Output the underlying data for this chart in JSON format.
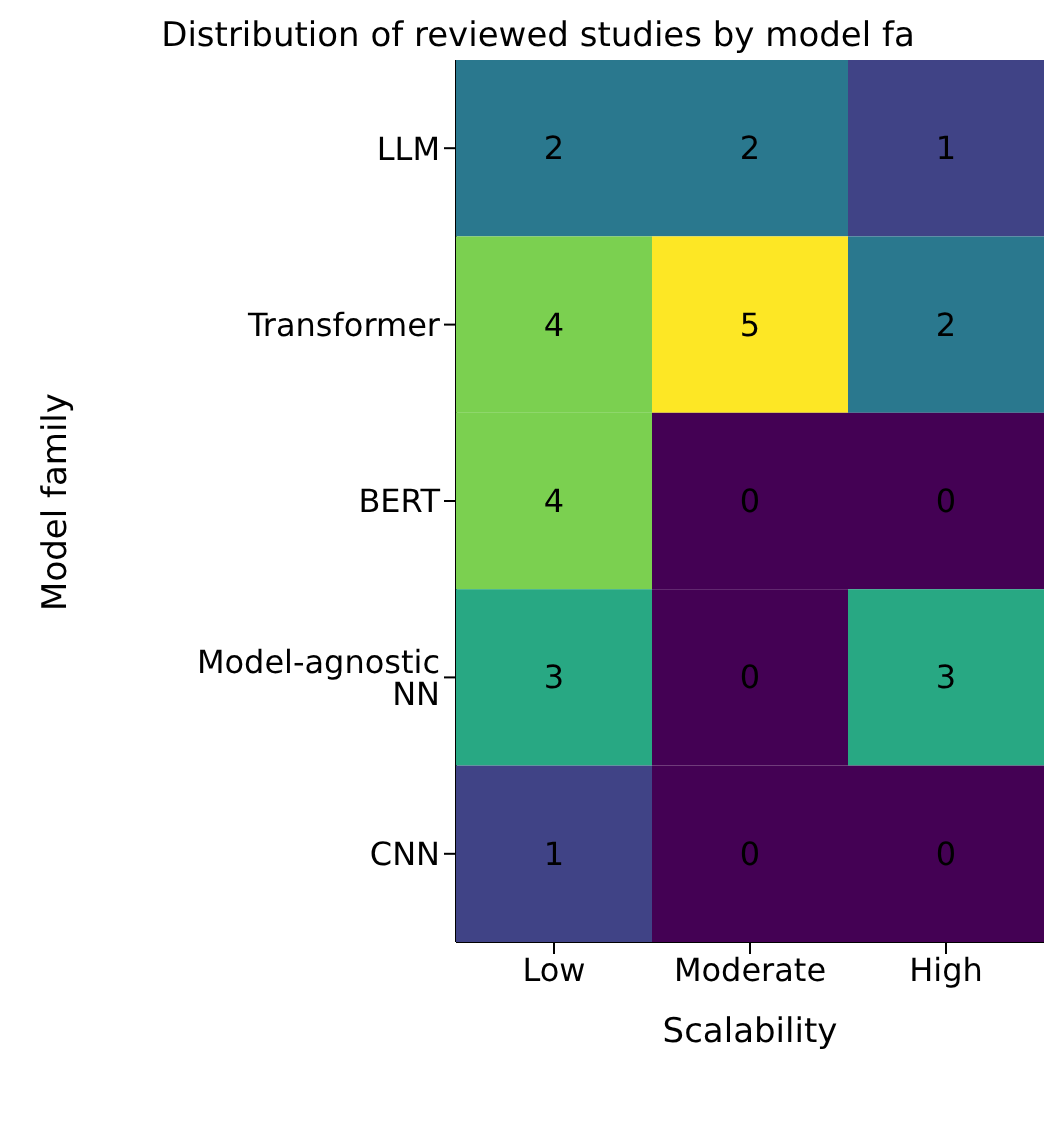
{
  "chart_data": {
    "type": "heatmap",
    "title": "Distribution of reviewed studies by model fa",
    "xlabel": "Scalability",
    "ylabel": "Model family",
    "categories": [
      "Low",
      "Moderate",
      "High"
    ],
    "y_categories": [
      "LLM",
      "Transformer",
      "BERT",
      "Model-agnostic NN",
      "CNN"
    ],
    "cells": [
      [
        2,
        2,
        1
      ],
      [
        4,
        5,
        2
      ],
      [
        4,
        0,
        0
      ],
      [
        3,
        0,
        3
      ],
      [
        1,
        0,
        0
      ]
    ],
    "data_labels": true
  }
}
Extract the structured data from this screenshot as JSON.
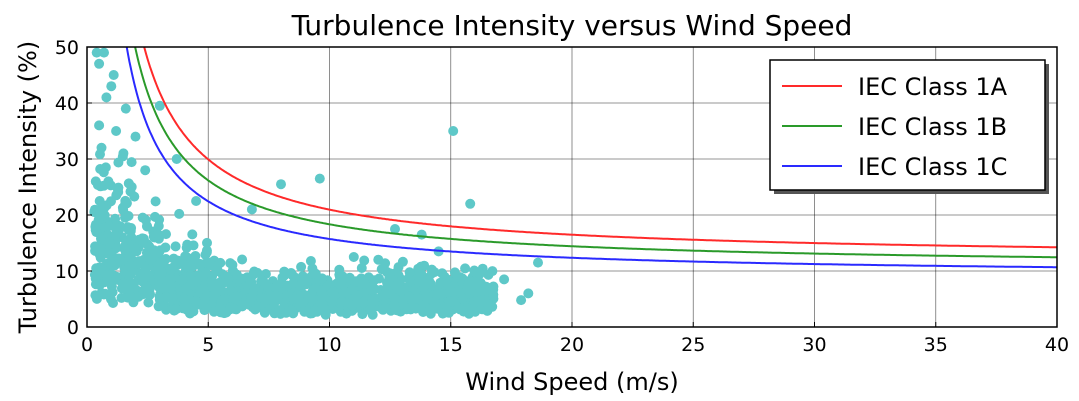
{
  "chart_data": {
    "type": "scatter",
    "title": "Turbulence Intensity versus Wind Speed",
    "xlabel": "Wind Speed (m/s)",
    "ylabel": "Turbulence Intensity (%)",
    "xlim": [
      0,
      40
    ],
    "ylim": [
      0,
      50
    ],
    "xticks": [
      "0",
      "5",
      "10",
      "15",
      "20",
      "25",
      "30",
      "35",
      "40"
    ],
    "yticks": [
      "0",
      "10",
      "20",
      "30",
      "40",
      "50"
    ],
    "grid": true,
    "legend_position": "top-right",
    "scatter_color": "#5ec8c8",
    "curves": [
      {
        "name": "IEC Class 1A",
        "color": "#ff2a2a",
        "Iref": 0.16
      },
      {
        "name": "IEC Class 1B",
        "color": "#2a9a2a",
        "Iref": 0.14
      },
      {
        "name": "IEC Class 1C",
        "color": "#2a2aff",
        "Iref": 0.12
      }
    ],
    "highlight_points": [
      [
        0.4,
        49
      ],
      [
        0.7,
        49
      ],
      [
        0.5,
        47
      ],
      [
        1.1,
        45
      ],
      [
        1.0,
        43
      ],
      [
        0.8,
        41
      ],
      [
        1.6,
        39
      ],
      [
        3.0,
        39.5
      ],
      [
        0.5,
        36
      ],
      [
        1.2,
        35
      ],
      [
        2.0,
        34
      ],
      [
        0.6,
        32
      ],
      [
        1.5,
        31
      ],
      [
        3.7,
        30
      ],
      [
        9.6,
        26.5
      ],
      [
        8.0,
        25.5
      ],
      [
        15.1,
        35
      ],
      [
        15.8,
        22
      ],
      [
        13.8,
        16.5
      ],
      [
        12.7,
        17.5
      ],
      [
        18.6,
        11.5
      ],
      [
        16.2,
        9.5
      ],
      [
        17.2,
        8.5
      ],
      [
        18.2,
        6
      ],
      [
        17.9,
        4.8
      ],
      [
        6.8,
        21
      ],
      [
        4.5,
        22.5
      ],
      [
        11.0,
        12.5
      ],
      [
        14.5,
        13.5
      ],
      [
        2.4,
        28
      ]
    ]
  }
}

********************

Your objective
Repeat the data exactly, dropping every picture it holds.

Final result
Output the underlying data for this chart in JSON format.
{
  "chart_data": {
    "type": "heatmap",
    "title": "Distribution of reviewed studies by model fa",
    "xlabel": "Scalability",
    "ylabel": "Model family",
    "categories": [
      "Low",
      "Moderate",
      "High"
    ],
    "y_categories": [
      "LLM",
      "Transformer",
      "BERT",
      "Model-agnostic NN",
      "CNN"
    ],
    "cells": [
      [
        2,
        2,
        1
      ],
      [
        4,
        5,
        2
      ],
      [
        4,
        0,
        0
      ],
      [
        3,
        0,
        3
      ],
      [
        1,
        0,
        0
      ]
    ],
    "data_labels": true
  }
}
Extract the structured data from this screenshot as JSON.
{
  "chart_data": {
    "type": "scatter",
    "title": "Turbulence Intensity versus Wind Speed",
    "xlabel": "Wind Speed (m/s)",
    "ylabel": "Turbulence Intensity (%)",
    "xlim": [
      0,
      40
    ],
    "ylim": [
      0,
      50
    ],
    "xticks": [
      "0",
      "5",
      "10",
      "15",
      "20",
      "25",
      "30",
      "35",
      "40"
    ],
    "yticks": [
      "0",
      "10",
      "20",
      "30",
      "40",
      "50"
    ],
    "grid": true,
    "legend_position": "top-right",
    "scatter_color": "#5ec8c8",
    "curves": [
      {
        "name": "IEC Class 1A",
        "color": "#ff2a2a",
        "Iref": 0.16
      },
      {
        "name": "IEC Class 1B",
        "color": "#2a9a2a",
        "Iref": 0.14
      },
      {
        "name": "IEC Class 1C",
        "color": "#2a2aff",
        "Iref": 0.12
      }
    ],
    "highlight_points": [
      [
        0.4,
        49
      ],
      [
        0.7,
        49
      ],
      [
        0.5,
        47
      ],
      [
        1.1,
        45
      ],
      [
        1.0,
        43
      ],
      [
        0.8,
        41
      ],
      [
        1.6,
        39
      ],
      [
        3.0,
        39.5
      ],
      [
        0.5,
        36
      ],
      [
        1.2,
        35
      ],
      [
        2.0,
        34
      ],
      [
        0.6,
        32
      ],
      [
        1.5,
        31
      ],
      [
        3.7,
        30
      ],
      [
        9.6,
        26.5
      ],
      [
        8.0,
        25.5
      ],
      [
        15.1,
        35
      ],
      [
        15.8,
        22
      ],
      [
        13.8,
        16.5
      ],
      [
        12.7,
        17.5
      ],
      [
        18.6,
        11.5
      ],
      [
        16.2,
        9.5
      ],
      [
        17.2,
        8.5
      ],
      [
        18.2,
        6
      ],
      [
        17.9,
        4.8
      ],
      [
        6.8,
        21
      ],
      [
        4.5,
        22.5
      ],
      [
        11.0,
        12.5
      ],
      [
        14.5,
        13.5
      ],
      [
        2.4,
        28
      ]
    ]
  }
}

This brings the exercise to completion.